> [TASK DESCRIPTION] Lines containing the string "ਕਤਸਰ" are to be counted; report the total by itself.

> [EXTRACTED INFORMATION]

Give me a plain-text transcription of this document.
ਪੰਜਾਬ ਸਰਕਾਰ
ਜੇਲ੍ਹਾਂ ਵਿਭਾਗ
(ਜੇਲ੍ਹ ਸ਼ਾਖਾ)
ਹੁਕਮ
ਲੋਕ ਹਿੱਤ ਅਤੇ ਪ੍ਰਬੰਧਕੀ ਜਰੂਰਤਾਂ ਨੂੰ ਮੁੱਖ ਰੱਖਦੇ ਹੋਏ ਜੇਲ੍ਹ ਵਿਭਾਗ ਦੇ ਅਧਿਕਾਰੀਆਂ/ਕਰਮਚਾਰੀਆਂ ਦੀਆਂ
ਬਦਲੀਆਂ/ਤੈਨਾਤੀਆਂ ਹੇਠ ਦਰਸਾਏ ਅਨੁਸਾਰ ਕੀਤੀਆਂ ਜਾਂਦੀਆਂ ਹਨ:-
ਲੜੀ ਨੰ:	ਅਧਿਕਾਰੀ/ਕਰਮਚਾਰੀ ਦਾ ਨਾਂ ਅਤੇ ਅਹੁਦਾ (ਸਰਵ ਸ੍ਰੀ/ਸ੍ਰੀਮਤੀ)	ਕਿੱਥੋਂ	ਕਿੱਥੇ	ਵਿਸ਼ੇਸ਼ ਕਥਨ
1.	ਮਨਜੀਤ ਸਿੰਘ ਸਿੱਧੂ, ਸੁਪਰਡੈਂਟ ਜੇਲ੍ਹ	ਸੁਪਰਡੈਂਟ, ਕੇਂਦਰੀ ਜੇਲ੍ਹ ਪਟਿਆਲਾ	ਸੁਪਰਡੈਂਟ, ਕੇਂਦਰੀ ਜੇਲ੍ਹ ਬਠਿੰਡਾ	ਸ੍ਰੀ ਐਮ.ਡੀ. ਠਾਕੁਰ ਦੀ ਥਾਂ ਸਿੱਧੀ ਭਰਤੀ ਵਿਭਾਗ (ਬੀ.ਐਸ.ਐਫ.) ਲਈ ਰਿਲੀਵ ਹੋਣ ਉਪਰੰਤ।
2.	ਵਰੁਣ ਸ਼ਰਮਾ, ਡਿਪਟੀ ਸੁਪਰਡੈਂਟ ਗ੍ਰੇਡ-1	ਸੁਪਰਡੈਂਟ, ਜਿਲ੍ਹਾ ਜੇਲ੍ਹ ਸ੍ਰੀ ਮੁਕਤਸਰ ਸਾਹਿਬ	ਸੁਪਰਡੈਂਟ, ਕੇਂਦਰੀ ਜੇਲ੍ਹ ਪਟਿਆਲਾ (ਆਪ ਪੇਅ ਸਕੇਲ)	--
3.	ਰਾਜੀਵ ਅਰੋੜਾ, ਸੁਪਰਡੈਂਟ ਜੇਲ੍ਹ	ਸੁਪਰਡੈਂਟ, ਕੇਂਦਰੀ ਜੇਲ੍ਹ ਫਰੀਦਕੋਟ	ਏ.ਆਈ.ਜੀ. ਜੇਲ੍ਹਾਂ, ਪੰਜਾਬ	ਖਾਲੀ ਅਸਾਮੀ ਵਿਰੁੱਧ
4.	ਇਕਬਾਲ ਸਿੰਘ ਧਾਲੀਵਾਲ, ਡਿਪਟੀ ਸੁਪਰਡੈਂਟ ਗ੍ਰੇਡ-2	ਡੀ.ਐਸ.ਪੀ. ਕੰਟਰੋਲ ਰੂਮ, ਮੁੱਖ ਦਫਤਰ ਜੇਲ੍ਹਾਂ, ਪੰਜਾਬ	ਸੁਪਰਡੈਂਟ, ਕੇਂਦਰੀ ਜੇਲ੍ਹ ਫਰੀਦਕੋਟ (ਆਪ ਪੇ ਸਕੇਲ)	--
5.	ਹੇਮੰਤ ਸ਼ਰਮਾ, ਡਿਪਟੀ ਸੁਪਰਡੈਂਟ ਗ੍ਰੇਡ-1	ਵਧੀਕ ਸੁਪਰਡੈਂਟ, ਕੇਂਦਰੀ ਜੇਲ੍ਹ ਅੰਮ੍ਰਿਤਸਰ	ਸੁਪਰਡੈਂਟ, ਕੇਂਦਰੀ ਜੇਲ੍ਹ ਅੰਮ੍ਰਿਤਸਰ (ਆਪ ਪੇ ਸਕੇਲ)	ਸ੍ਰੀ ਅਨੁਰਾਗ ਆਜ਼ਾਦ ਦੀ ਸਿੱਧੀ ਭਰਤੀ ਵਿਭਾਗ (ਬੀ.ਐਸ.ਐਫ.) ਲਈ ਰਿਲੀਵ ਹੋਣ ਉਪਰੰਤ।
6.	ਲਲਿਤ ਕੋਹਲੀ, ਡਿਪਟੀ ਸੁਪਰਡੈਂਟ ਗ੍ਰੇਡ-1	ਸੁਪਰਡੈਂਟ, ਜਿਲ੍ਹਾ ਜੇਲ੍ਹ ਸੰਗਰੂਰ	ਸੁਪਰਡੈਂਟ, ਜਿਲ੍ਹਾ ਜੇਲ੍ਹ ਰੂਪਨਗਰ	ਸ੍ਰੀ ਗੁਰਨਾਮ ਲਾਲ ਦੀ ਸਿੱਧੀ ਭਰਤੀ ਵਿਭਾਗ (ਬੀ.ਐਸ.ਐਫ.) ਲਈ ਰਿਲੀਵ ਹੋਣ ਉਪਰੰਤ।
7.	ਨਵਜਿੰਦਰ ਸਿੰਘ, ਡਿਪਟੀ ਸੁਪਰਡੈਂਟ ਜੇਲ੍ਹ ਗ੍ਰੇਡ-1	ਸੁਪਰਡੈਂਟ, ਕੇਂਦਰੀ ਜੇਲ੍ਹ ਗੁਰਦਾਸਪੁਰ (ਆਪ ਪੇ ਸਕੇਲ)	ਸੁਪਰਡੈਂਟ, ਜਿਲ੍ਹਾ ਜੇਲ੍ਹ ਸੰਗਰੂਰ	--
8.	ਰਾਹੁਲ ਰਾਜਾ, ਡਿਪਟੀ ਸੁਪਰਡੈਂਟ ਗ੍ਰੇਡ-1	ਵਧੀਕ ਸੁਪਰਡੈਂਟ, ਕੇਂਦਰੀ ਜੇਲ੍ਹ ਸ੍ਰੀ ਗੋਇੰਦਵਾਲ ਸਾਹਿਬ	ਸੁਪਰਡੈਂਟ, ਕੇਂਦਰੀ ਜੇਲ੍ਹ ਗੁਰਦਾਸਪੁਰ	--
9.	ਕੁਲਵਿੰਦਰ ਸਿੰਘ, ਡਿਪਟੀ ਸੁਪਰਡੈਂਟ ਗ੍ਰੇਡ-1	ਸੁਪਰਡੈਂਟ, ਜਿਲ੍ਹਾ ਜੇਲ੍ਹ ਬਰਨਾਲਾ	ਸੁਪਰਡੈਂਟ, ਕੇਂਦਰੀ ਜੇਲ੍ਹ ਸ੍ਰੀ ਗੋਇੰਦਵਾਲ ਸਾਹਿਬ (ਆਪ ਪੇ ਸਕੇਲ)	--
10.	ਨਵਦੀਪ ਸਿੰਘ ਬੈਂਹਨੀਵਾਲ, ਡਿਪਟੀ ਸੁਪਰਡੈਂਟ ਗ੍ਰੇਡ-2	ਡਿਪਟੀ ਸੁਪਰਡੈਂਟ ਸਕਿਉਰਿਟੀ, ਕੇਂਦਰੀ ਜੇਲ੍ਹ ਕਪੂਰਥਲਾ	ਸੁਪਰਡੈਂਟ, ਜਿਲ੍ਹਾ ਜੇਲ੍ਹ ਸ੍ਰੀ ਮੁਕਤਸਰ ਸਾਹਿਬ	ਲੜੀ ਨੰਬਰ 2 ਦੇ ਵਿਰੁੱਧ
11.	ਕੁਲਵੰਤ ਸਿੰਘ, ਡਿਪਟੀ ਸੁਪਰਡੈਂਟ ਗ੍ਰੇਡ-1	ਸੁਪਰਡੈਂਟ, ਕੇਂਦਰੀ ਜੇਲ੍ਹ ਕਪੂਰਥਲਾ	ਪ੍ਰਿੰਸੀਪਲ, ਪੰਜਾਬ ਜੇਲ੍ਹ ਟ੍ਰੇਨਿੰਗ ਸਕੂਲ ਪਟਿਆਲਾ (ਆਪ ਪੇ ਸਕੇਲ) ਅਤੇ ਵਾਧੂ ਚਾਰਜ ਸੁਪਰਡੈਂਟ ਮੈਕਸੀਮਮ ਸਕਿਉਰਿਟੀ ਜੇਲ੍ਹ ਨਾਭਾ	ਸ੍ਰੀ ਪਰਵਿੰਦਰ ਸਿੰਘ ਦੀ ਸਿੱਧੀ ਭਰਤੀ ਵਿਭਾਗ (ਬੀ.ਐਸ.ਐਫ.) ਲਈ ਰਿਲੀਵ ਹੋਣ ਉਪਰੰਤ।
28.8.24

> [ANSWER TO THE TASK] 2